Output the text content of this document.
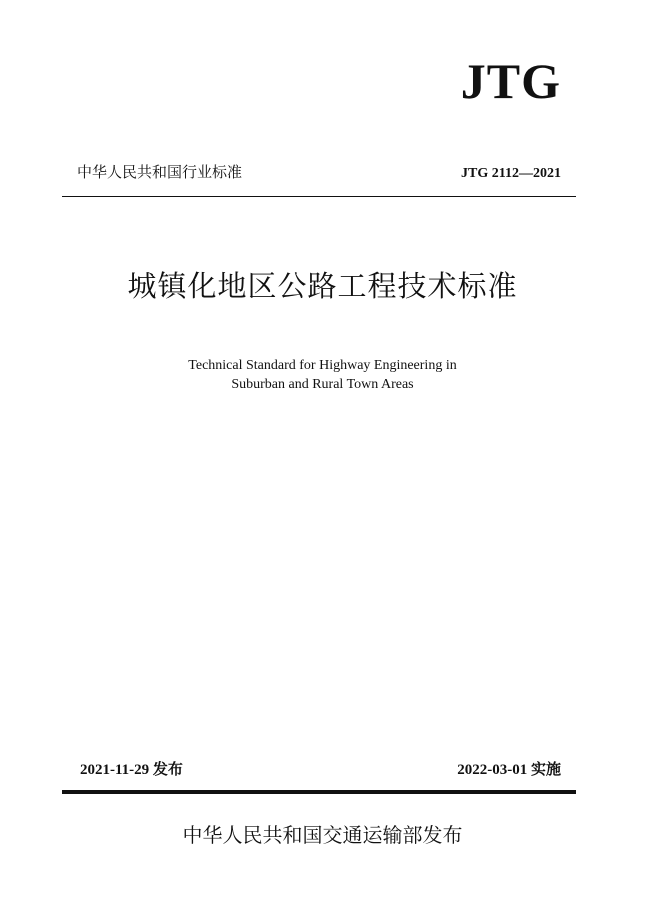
JTG
中华人民共和国行业标准	JTG 2112—2021
城镇化地区公路工程技术标准
Technical Standard for Highway Engineering in
Suburban and Rural Town Areas
2021-11-29 发布	2022-03-01 实施
中华人民共和国交通运输部发布
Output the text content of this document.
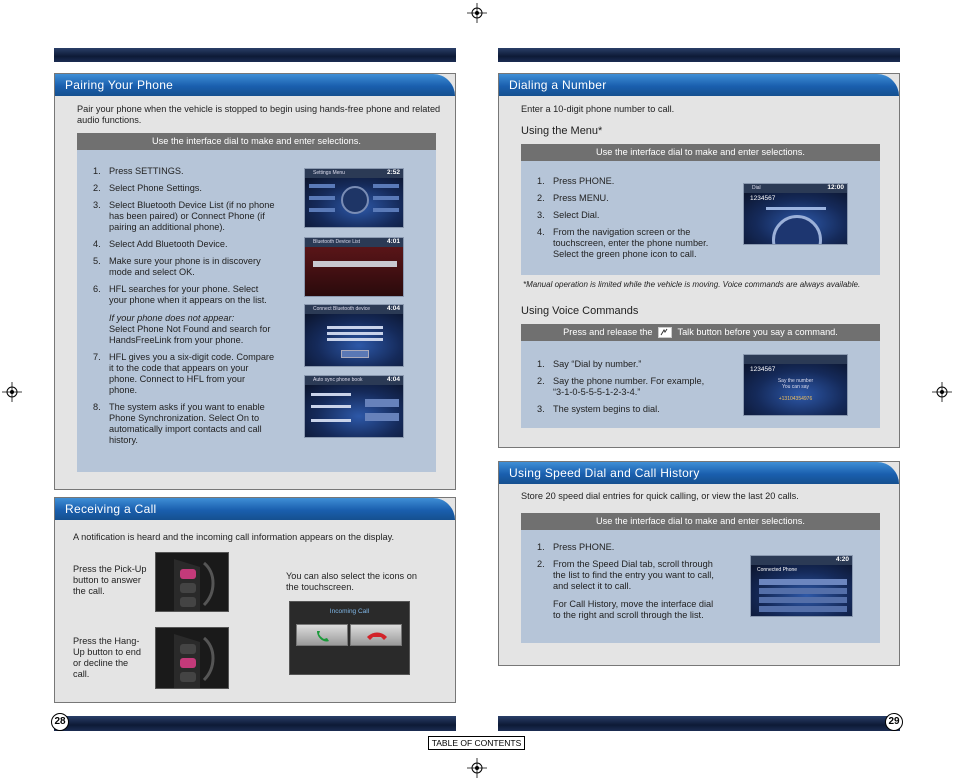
Pairing Your Phone
Pair your phone when the vehicle is stopped to begin using hands-free phone and related audio functions.
Use the interface dial to make and enter selections.
1. Press SETTINGS.
2. Select Phone Settings.
3. Select Bluetooth Device List (if no phone has been paired) or Connect Phone (if pairing an additional phone).
4. Select Add Bluetooth Device.
5. Make sure your phone is in discovery mode and select OK.
6. HFL searches for your phone. Select your phone when it appears on the list.
If your phone does not appear:
Select Phone Not Found and search for HandsFreeLink from your phone.
7. HFL gives you a six-digit code. Compare it to the code that appears on your phone. Connect to HFL from your phone.
8. The system asks if you want to enable Phone Synchronization. Select On to automatically import contacts and call history.
Settings Menu	2:52
Bluetooth Device List	4:01
Connect Bluetooth device	4:04
Auto sync phone book	4:04
Receiving a Call
A notification is heard and the incoming call information appears on the display.
Press the Pick-Up button to answer the call.
Press the Hang-Up button to end or decline the call.
You can also select the icons on the touchscreen.
Incoming Call
Dialing a Number
Enter a 10-digit phone number to call.
Using the Menu*
Use the interface dial to make and enter selections.
1. Press PHONE.
2. Press MENU.
3. Select Dial.
4. From the navigation screen or the touchscreen, enter the phone number. Select the green phone icon to call.
Dial	12:00
1234567
*Manual operation is limited while the vehicle is moving. Voice commands are always available.
Using Voice Commands
Press and release the	Talk button before you say a command.
1. Say “Dial by number.”
2. Say the phone number. For example, “3-1-0-5-5-5-1-2-3-4.”
3. The system begins to dial.
1234567
Say the number
You can say
+13104354976
Using Speed Dial and Call History
Store 20 speed dial entries for quick calling, or view the last 20 calls.
Use the interface dial to make and enter selections.
1. Press PHONE.
2. From the Speed Dial tab, scroll through the list to find the entry you want to call, and select it to call.
For Call History, move the interface dial to the right and scroll through the list.
4:20
Connected Phone
28	29
TABLE OF CONTENTS
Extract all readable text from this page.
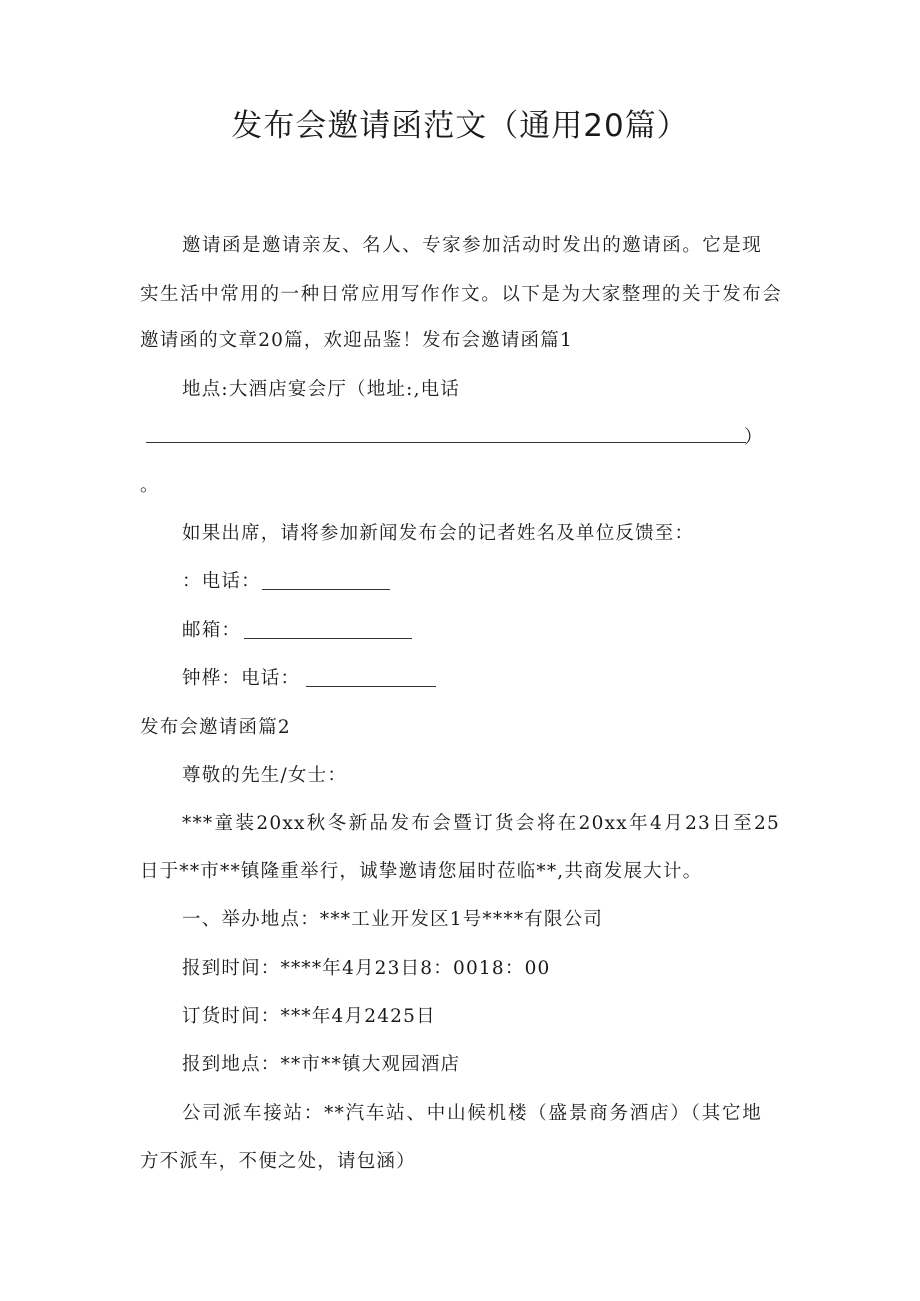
发布会邀请函范文（通用20篇）
邀请函是邀请亲友、名人、专家参加活动时发出的邀请函。它是现
实生活中常用的一种日常应用写作作文。以下是为大家整理的关于发布会
邀请函的文章20篇，欢迎品鉴！发布会邀请函篇1
地点:大酒店宴会厅（地址:,电话
）
。
如果出席，请将参加新闻发布会的记者姓名及单位反馈至：
：电话：
邮箱：
钟桦：电话：
发布会邀请函篇2
尊敬的先生/女士：
***童装20xx秋冬新品发布会暨订货会将在20xx年4月23日至25
日于**市**镇隆重举行，诚挚邀请您届时莅临**,共商发展大计。
一、举办地点：***工业开发区1号****有限公司
报到时间：****年4月23日8：0018：00
订货时间：***年4月2425日
报到地点：**市**镇大观园酒店
公司派车接站：**汽车站、中山候机楼（盛景商务酒店）（其它地
方不派车，不便之处，请包涵）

● ● ● ● ● ● ●

Transcribe every record above exactly as written, leaving out any pictures.

Solution
Output the text content of this document.
JTG
中华人民共和国行业标准	JTG 2112—2021
城镇化地区公路工程技术标准
Technical Standard for Highway Engineering in
Suburban and Rural Town Areas
2021-11-29 发布	2022-03-01 实施
中华人民共和国交通运输部发布
Output the text content of this document.
Pairing Your Phone
Pair your phone when the vehicle is stopped to begin using hands-free phone and related audio functions.
Use the interface dial to make and enter selections.
1. Press SETTINGS.
2. Select Phone Settings.
3. Select Bluetooth Device List (if no phone has been paired) or Connect Phone (if pairing an additional phone).
4. Select Add Bluetooth Device.
5. Make sure your phone is in discovery mode and select OK.
6. HFL searches for your phone. Select your phone when it appears on the list.
If your phone does not appear:
Select Phone Not Found and search for HandsFreeLink from your phone.
7. HFL gives you a six-digit code. Compare it to the code that appears on your phone. Connect to HFL from your phone.
8. The system asks if you want to enable Phone Synchronization. Select On to automatically import contacts and call history.
Settings Menu	2:52
Bluetooth Device List	4:01
Connect Bluetooth device	4:04
Auto sync phone book	4:04
Receiving a Call
A notification is heard and the incoming call information appears on the display.
Press the Pick-Up button to answer the call.
Press the Hang-Up button to end or decline the call.
You can also select the icons on the touchscreen.
Incoming Call
Dialing a Number
Enter a 10-digit phone number to call.
Using the Menu*
Use the interface dial to make and enter selections.
1. Press PHONE.
2. Press MENU.
3. Select Dial.
4. From the navigation screen or the touchscreen, enter the phone number. Select the green phone icon to call.
Dial	12:00
1234567
*Manual operation is limited while the vehicle is moving. Voice commands are always available.
Using Voice Commands
Press and release the	Talk button before you say a command.
1. Say “Dial by number.”
2. Say the phone number. For example, “3-1-0-5-5-5-1-2-3-4.”
3. The system begins to dial.
1234567
Say the number
You can say
+13104354976
Using Speed Dial and Call History
Store 20 speed dial entries for quick calling, or view the last 20 calls.
Use the interface dial to make and enter selections.
1. Press PHONE.
2. From the Speed Dial tab, scroll through the list to find the entry you want to call, and select it to call.
For Call History, move the interface dial to the right and scroll through the list.
4:20
Connected Phone
28	29
TABLE OF CONTENTS
Extract all readable text from this page.
发布会邀请函范文（通用20篇）
邀请函是邀请亲友、名人、专家参加活动时发出的邀请函。它是现
实生活中常用的一种日常应用写作作文。以下是为大家整理的关于发布会
邀请函的文章20篇，欢迎品鉴！发布会邀请函篇1
地点:大酒店宴会厅（地址:,电话
）
。
如果出席，请将参加新闻发布会的记者姓名及单位反馈至：
：电话：
邮箱：
钟桦：电话：
发布会邀请函篇2
尊敬的先生/女士：
***童装20xx秋冬新品发布会暨订货会将在20xx年4月23日至25
日于**市**镇隆重举行，诚挚邀请您届时莅临**,共商发展大计。
一、举办地点：***工业开发区1号****有限公司
报到时间：****年4月23日8：0018：00
订货时间：***年4月2425日
报到地点：**市**镇大观园酒店
公司派车接站：**汽车站、中山候机楼（盛景商务酒店）（其它地
方不派车，不便之处，请包涵）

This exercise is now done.